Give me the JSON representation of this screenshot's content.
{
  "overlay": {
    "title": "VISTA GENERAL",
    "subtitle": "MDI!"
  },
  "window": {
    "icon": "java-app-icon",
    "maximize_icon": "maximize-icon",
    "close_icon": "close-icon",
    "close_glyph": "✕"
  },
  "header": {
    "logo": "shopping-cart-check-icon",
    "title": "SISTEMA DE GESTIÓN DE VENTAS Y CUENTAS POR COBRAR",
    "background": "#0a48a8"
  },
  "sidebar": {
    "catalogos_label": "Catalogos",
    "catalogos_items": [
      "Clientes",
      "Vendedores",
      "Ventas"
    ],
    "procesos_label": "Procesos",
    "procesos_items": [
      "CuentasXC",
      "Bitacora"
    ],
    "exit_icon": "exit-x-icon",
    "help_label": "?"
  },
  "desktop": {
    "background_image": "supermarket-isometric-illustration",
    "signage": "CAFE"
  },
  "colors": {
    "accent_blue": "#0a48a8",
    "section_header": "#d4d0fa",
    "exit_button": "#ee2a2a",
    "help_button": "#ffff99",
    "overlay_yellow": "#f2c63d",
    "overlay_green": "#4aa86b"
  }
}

■ ■ ■

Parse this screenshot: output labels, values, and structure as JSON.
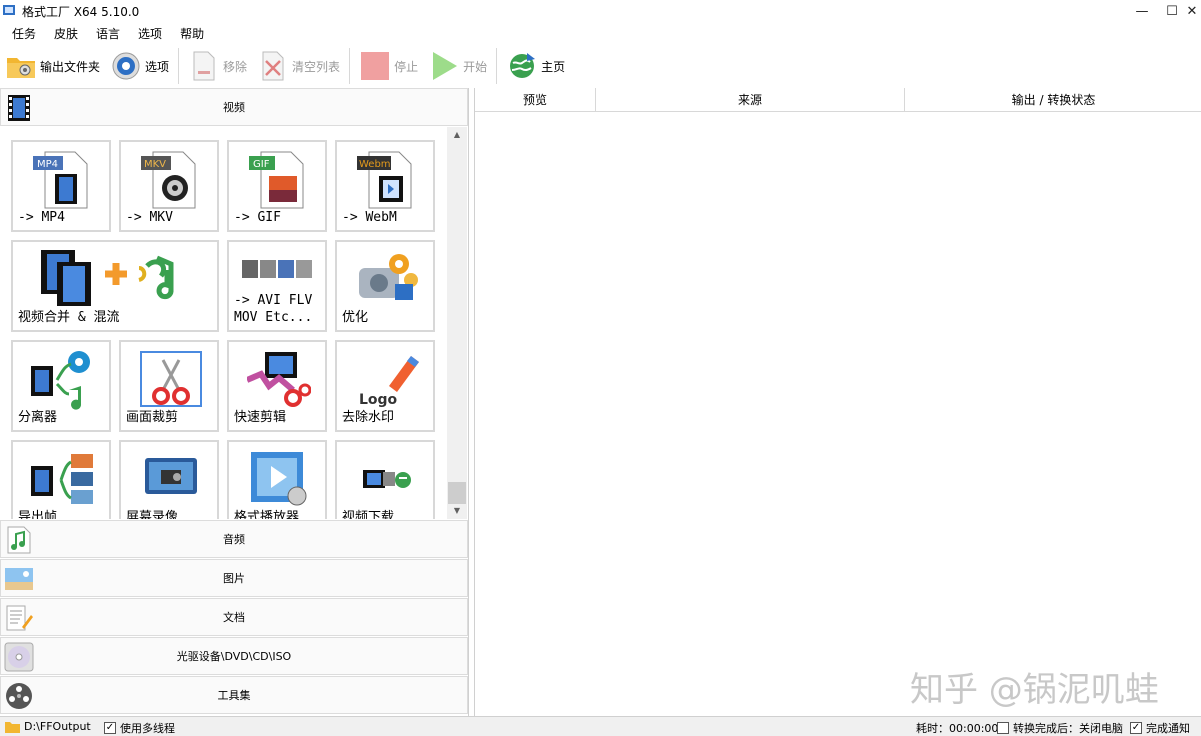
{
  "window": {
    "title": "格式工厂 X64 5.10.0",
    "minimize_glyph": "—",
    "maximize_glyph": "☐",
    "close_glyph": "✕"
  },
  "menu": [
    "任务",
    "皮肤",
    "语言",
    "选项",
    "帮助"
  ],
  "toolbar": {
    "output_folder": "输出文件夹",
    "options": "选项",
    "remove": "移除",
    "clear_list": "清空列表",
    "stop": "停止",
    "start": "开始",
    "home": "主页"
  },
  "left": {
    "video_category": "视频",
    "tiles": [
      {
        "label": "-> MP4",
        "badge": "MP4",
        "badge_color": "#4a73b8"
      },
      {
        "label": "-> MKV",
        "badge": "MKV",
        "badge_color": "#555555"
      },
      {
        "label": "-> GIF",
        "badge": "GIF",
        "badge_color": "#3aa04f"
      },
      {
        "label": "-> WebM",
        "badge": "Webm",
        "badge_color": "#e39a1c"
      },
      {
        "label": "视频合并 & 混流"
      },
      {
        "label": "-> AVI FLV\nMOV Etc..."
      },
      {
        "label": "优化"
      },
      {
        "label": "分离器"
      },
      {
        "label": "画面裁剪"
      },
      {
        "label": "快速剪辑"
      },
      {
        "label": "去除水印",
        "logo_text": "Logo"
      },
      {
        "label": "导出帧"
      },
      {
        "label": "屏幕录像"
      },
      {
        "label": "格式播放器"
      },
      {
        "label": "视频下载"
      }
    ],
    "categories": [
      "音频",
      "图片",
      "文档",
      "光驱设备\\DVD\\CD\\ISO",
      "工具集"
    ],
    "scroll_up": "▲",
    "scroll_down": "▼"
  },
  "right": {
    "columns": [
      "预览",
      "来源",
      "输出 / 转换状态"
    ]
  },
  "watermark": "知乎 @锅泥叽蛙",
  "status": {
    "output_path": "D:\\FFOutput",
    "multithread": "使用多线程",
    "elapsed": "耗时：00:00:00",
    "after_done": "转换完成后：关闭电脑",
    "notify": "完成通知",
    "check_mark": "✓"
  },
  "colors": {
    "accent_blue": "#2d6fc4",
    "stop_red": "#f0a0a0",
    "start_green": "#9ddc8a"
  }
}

■ ■ ■

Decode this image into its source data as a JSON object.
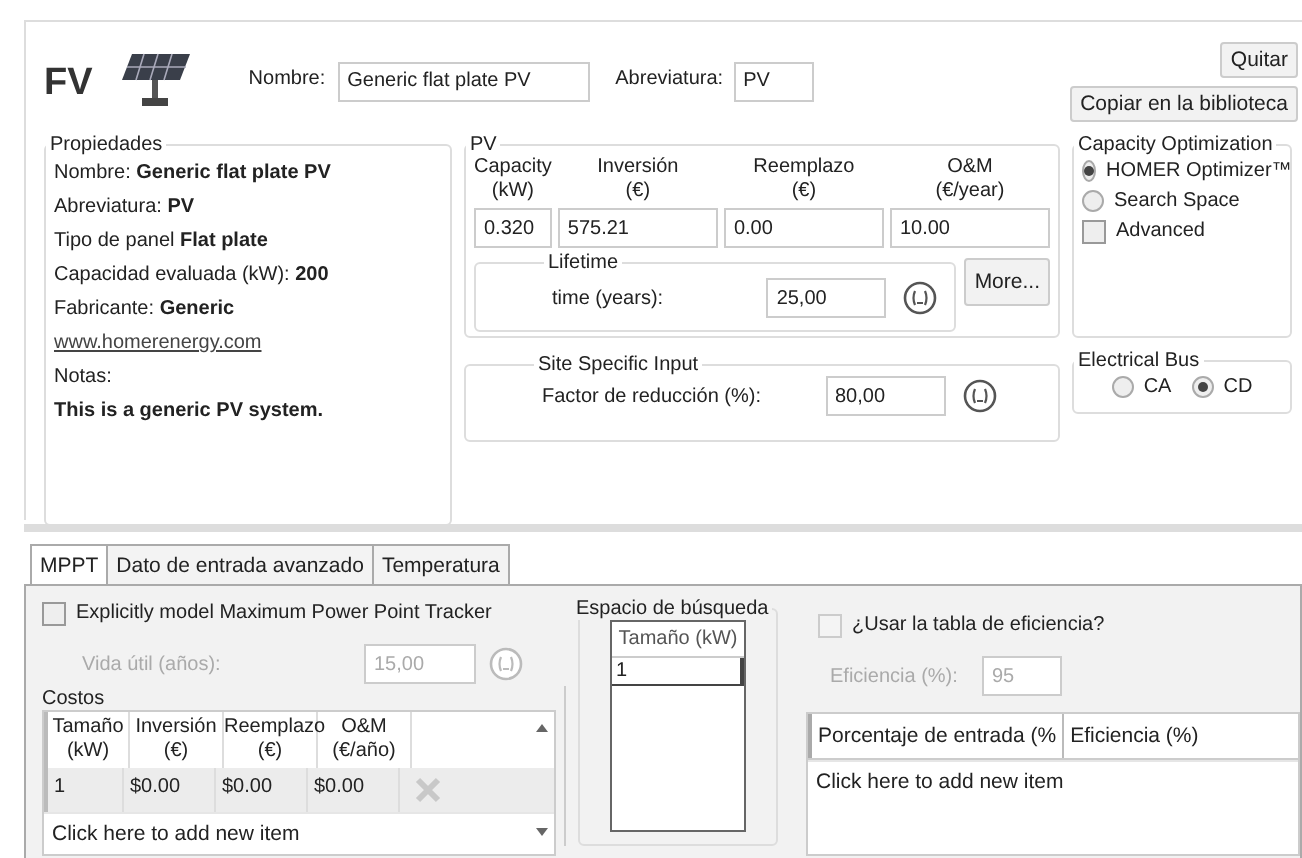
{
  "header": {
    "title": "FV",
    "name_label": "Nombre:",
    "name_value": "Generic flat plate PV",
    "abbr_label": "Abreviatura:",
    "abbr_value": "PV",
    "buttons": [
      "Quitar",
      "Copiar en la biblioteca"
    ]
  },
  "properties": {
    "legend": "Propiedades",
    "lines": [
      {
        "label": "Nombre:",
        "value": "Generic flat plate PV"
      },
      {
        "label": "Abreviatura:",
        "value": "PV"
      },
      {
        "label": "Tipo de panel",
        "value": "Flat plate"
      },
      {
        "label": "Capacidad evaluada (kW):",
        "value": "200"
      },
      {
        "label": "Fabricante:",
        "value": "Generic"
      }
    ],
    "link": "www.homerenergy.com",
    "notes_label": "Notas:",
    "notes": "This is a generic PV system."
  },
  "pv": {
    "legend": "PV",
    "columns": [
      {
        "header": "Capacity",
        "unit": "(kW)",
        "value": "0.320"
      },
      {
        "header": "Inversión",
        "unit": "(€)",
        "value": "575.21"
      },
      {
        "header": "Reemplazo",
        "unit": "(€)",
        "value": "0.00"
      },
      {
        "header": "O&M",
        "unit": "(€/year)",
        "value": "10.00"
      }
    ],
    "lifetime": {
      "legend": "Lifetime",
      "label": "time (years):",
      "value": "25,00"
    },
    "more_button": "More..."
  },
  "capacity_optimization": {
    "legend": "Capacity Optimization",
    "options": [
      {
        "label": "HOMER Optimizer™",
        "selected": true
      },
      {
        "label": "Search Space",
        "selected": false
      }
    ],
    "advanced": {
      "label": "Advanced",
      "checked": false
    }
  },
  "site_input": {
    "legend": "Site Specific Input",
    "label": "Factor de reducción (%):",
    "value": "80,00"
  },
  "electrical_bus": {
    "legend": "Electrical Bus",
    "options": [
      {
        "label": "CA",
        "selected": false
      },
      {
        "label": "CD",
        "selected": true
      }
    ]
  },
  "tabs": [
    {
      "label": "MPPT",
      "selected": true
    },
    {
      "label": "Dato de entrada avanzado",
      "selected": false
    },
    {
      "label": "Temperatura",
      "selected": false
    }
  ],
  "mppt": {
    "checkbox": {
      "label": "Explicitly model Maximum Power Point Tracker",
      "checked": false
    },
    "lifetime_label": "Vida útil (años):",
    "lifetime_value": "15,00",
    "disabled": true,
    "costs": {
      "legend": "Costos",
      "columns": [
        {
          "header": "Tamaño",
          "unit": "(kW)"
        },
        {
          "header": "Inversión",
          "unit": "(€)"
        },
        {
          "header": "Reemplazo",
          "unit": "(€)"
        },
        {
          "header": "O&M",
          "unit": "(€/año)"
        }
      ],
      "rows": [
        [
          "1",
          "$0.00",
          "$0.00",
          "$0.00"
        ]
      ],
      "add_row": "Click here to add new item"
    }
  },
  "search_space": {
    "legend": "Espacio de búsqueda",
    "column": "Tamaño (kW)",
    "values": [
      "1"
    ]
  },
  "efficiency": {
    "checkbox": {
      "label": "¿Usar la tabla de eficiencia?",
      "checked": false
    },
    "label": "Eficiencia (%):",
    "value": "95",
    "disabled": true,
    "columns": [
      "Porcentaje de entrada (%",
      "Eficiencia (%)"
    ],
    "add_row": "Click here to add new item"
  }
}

■ ■ ■

> TASK: Find the word "unit" in the entries, and copy every line it shows up in.

> RESULT:
        "unit": "(kW)",
        "unit": "(€)",
        "unit": "(€)",
        "unit": "(€/year)",
          "unit": "(kW)"
          "unit": "(€)"
          "unit": "(€)"
          "unit": "(€/año)"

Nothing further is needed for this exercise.